Short problem: Exact reproduction is required for all entries.

Data excerpts:
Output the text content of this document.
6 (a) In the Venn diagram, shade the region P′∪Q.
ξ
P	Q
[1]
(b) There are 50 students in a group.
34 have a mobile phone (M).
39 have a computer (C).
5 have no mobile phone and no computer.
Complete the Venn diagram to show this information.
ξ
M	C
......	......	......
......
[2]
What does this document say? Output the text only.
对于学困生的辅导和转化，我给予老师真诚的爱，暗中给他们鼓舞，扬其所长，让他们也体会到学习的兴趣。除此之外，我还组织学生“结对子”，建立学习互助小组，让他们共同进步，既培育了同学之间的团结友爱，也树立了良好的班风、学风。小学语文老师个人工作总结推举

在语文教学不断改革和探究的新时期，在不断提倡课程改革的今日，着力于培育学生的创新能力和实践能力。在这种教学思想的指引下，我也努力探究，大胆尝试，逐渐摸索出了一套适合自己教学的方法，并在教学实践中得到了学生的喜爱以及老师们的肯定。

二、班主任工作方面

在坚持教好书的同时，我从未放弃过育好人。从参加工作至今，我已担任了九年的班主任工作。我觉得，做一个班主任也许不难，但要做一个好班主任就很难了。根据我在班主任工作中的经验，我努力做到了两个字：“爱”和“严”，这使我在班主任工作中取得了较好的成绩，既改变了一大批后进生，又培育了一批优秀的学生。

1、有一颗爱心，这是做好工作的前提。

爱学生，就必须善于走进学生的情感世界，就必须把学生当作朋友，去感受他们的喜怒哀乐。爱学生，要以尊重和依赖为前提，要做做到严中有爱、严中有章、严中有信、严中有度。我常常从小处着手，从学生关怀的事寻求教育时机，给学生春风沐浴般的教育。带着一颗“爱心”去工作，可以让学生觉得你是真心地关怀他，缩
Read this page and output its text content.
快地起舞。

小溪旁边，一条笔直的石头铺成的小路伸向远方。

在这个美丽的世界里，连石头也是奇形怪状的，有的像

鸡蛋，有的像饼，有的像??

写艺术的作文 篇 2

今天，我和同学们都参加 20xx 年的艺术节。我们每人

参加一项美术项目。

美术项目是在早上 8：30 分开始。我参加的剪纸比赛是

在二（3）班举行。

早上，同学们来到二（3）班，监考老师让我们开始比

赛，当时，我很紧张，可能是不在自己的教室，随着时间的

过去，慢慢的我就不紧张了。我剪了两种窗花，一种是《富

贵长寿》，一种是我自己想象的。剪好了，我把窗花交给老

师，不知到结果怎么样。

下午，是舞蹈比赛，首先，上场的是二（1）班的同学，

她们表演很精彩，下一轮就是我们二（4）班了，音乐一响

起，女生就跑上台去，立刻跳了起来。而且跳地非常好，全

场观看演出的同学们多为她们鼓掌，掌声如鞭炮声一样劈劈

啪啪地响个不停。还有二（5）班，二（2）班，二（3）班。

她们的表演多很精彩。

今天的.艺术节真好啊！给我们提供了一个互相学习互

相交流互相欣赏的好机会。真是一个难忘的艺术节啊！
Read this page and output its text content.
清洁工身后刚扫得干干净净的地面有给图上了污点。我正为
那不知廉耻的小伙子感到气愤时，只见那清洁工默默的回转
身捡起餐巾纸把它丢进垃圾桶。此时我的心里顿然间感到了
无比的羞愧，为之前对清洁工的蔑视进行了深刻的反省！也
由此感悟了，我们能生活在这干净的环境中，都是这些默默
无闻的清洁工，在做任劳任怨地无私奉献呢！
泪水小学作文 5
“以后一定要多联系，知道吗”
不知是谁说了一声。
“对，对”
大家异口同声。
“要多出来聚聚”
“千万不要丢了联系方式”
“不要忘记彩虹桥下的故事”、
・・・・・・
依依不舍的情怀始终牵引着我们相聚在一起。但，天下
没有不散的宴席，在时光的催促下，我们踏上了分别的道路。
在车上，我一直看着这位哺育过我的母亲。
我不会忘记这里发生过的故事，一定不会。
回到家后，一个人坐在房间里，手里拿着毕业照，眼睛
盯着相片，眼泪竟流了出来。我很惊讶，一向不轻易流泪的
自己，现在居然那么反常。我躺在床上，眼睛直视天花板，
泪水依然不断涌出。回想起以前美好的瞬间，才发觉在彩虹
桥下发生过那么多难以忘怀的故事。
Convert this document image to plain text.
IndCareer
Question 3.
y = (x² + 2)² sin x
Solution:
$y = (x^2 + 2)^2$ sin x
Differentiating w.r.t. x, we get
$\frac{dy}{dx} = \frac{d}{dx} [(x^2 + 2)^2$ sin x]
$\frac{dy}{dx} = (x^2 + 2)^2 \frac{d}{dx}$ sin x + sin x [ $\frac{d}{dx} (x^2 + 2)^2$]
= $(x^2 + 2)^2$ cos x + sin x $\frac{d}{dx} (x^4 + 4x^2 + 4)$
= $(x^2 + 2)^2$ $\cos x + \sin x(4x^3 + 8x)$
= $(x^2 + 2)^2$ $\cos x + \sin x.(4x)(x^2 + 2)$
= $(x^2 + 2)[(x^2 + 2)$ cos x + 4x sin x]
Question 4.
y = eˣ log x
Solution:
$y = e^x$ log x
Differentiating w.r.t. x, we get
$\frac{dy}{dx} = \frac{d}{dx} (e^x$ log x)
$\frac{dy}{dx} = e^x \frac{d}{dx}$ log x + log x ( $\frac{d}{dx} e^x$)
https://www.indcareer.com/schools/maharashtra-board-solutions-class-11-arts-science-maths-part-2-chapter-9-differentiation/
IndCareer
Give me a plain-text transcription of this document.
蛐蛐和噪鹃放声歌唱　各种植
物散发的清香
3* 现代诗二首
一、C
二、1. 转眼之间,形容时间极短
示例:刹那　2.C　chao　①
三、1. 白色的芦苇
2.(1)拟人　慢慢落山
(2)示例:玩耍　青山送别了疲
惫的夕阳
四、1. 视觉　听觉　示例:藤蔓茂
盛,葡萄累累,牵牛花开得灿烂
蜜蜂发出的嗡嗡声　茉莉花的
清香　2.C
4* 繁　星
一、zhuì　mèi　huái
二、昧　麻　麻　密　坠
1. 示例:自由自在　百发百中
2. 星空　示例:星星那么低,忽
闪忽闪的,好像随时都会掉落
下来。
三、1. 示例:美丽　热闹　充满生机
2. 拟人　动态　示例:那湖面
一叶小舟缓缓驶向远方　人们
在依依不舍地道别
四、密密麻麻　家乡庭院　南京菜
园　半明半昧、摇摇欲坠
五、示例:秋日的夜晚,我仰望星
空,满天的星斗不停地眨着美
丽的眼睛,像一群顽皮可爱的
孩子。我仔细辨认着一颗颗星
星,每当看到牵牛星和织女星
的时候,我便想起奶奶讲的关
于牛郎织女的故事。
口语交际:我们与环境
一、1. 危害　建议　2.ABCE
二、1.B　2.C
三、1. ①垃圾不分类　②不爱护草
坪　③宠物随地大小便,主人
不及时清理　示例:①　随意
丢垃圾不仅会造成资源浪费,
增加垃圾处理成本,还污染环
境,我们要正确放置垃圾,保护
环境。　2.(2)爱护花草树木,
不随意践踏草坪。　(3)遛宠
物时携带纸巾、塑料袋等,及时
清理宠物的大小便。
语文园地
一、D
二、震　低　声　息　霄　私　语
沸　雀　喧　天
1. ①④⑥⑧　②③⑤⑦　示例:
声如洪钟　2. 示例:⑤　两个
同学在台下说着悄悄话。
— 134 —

Finished task:
Output the text content of this document.
6 (a) In the Venn diagram, shade the region P′∪Q.
ξ
P	Q
[1]
(b) There are 50 students in a group.
34 have a mobile phone (M).
39 have a computer (C).
5 have no mobile phone and no computer.
Complete the Venn diagram to show this information.
ξ
M	C
......	......	......
......
[2]
What does this document say? Output the text only.
对于学困生的辅导和转化，我给予老师真诚的爱，暗中给他们鼓舞，扬其所长，让他们也体会到学习的兴趣。除此之外，我还组织学生“结对子”，建立学习互助小组，让他们共同进步，既培育了同学之间的团结友爱，也树立了良好的班风、学风。小学语文老师个人工作总结推举

在语文教学不断改革和探究的新时期，在不断提倡课程改革的今日，着力于培育学生的创新能力和实践能力。在这种教学思想的指引下，我也努力探究，大胆尝试，逐渐摸索出了一套适合自己教学的方法，并在教学实践中得到了学生的喜爱以及老师们的肯定。

二、班主任工作方面

在坚持教好书的同时，我从未放弃过育好人。从参加工作至今，我已担任了九年的班主任工作。我觉得，做一个班主任也许不难，但要做一个好班主任就很难了。根据我在班主任工作中的经验，我努力做到了两个字：“爱”和“严”，这使我在班主任工作中取得了较好的成绩，既改变了一大批后进生，又培育了一批优秀的学生。

1、有一颗爱心，这是做好工作的前提。

爱学生，就必须善于走进学生的情感世界，就必须把学生当作朋友，去感受他们的喜怒哀乐。爱学生，要以尊重和依赖为前提，要做做到严中有爱、严中有章、严中有信、严中有度。我常常从小处着手，从学生关怀的事寻求教育时机，给学生春风沐浴般的教育。带着一颗“爱心”去工作，可以让学生觉得你是真心地关怀他，缩
Read this page and output its text content.
快地起舞。

小溪旁边，一条笔直的石头铺成的小路伸向远方。

在这个美丽的世界里，连石头也是奇形怪状的，有的像

鸡蛋，有的像饼，有的像??

写艺术的作文 篇 2

今天，我和同学们都参加 20xx 年的艺术节。我们每人

参加一项美术项目。

美术项目是在早上 8：30 分开始。我参加的剪纸比赛是

在二（3）班举行。

早上，同学们来到二（3）班，监考老师让我们开始比

赛，当时，我很紧张，可能是不在自己的教室，随着时间的

过去，慢慢的我就不紧张了。我剪了两种窗花，一种是《富

贵长寿》，一种是我自己想象的。剪好了，我把窗花交给老

师，不知到结果怎么样。

下午，是舞蹈比赛，首先，上场的是二（1）班的同学，

她们表演很精彩，下一轮就是我们二（4）班了，音乐一响

起，女生就跑上台去，立刻跳了起来。而且跳地非常好，全

场观看演出的同学们多为她们鼓掌，掌声如鞭炮声一样劈劈

啪啪地响个不停。还有二（5）班，二（2）班，二（3）班。

她们的表演多很精彩。

今天的.艺术节真好啊！给我们提供了一个互相学习互

相交流互相欣赏的好机会。真是一个难忘的艺术节啊！
Read this page and output its text content.
清洁工身后刚扫得干干净净的地面有给图上了污点。我正为
那不知廉耻的小伙子感到气愤时，只见那清洁工默默的回转
身捡起餐巾纸把它丢进垃圾桶。此时我的心里顿然间感到了
无比的羞愧，为之前对清洁工的蔑视进行了深刻的反省！也
由此感悟了，我们能生活在这干净的环境中，都是这些默默
无闻的清洁工，在做任劳任怨地无私奉献呢！
泪水小学作文 5
“以后一定要多联系，知道吗”
不知是谁说了一声。
“对，对”
大家异口同声。
“要多出来聚聚”
“千万不要丢了联系方式”
“不要忘记彩虹桥下的故事”、
・・・・・・
依依不舍的情怀始终牵引着我们相聚在一起。但，天下
没有不散的宴席，在时光的催促下，我们踏上了分别的道路。
在车上，我一直看着这位哺育过我的母亲。
我不会忘记这里发生过的故事，一定不会。
回到家后，一个人坐在房间里，手里拿着毕业照，眼睛
盯着相片，眼泪竟流了出来。我很惊讶，一向不轻易流泪的
自己，现在居然那么反常。我躺在床上，眼睛直视天花板，
泪水依然不断涌出。回想起以前美好的瞬间，才发觉在彩虹
桥下发生过那么多难以忘怀的故事。
Convert this document image to plain text.
IndCareer
Question 3.
y = (x² + 2)² sin x
Solution:
$y = (x^2 + 2)^2$ sin x
Differentiating w.r.t. x, we get
$\frac{dy}{dx} = \frac{d}{dx} [(x^2 + 2)^2$ sin x]
$\frac{dy}{dx} = (x^2 + 2)^2 \frac{d}{dx}$ sin x + sin x [ $\frac{d}{dx} (x^2 + 2)^2$]
= $(x^2 + 2)^2$ cos x + sin x $\frac{d}{dx} (x^4 + 4x^2 + 4)$
= $(x^2 + 2)^2$ $\cos x + \sin x(4x^3 + 8x)$
= $(x^2 + 2)^2$ $\cos x + \sin x.(4x)(x^2 + 2)$
= $(x^2 + 2)[(x^2 + 2)$ cos x + 4x sin x]
Question 4.
y = eˣ log x
Solution:
$y = e^x$ log x
Differentiating w.r.t. x, we get
$\frac{dy}{dx} = \frac{d}{dx} (e^x$ log x)
$\frac{dy}{dx} = e^x \frac{d}{dx}$ log x + log x ( $\frac{d}{dx} e^x$)
https://www.indcareer.com/schools/maharashtra-board-solutions-class-11-arts-science-maths-part-2-chapter-9-differentiation/
IndCareer
Give me a plain-text transcription of this document.
蛐蛐和噪鹃放声歌唱　各种植
物散发的清香
3* 现代诗二首
一、C
二、1. 转眼之间,形容时间极短
示例:刹那　2.C　chao　①
三、1. 白色的芦苇
2.(1)拟人　慢慢落山
(2)示例:玩耍　青山送别了疲
惫的夕阳
四、1. 视觉　听觉　示例:藤蔓茂
盛,葡萄累累,牵牛花开得灿烂
蜜蜂发出的嗡嗡声　茉莉花的
清香　2.C
4* 繁　星
一、zhuì　mèi　huái
二、昧　麻　麻　密　坠
1. 示例:自由自在　百发百中
2. 星空　示例:星星那么低,忽
闪忽闪的,好像随时都会掉落
下来。
三、1. 示例:美丽　热闹　充满生机
2. 拟人　动态　示例:那湖面
一叶小舟缓缓驶向远方　人们
在依依不舍地道别
四、密密麻麻　家乡庭院　南京菜
园　半明半昧、摇摇欲坠
五、示例:秋日的夜晚,我仰望星
空,满天的星斗不停地眨着美
丽的眼睛,像一群顽皮可爱的
孩子。我仔细辨认着一颗颗星
星,每当看到牵牛星和织女星
的时候,我便想起奶奶讲的关
于牛郎织女的故事。
口语交际:我们与环境
一、1. 危害　建议　2.ABCE
二、1.B　2.C
三、1. ①垃圾不分类　②不爱护草
坪　③宠物随地大小便,主人
不及时清理　示例:①　随意
丢垃圾不仅会造成资源浪费,
增加垃圾处理成本,还污染环
境,我们要正确放置垃圾,保护
环境。　2.(2)爱护花草树木,
不随意践踏草坪。　(3)遛宠
物时携带纸巾、塑料袋等,及时
清理宠物的大小便。
语文园地
一、D
二、震　低　声　息　霄　私　语
沸　雀　喧　天
1. ①④⑥⑧　②③⑤⑦　示例:
声如洪钟　2. 示例:⑤　两个
同学在台下说着悄悄话。
— 134 —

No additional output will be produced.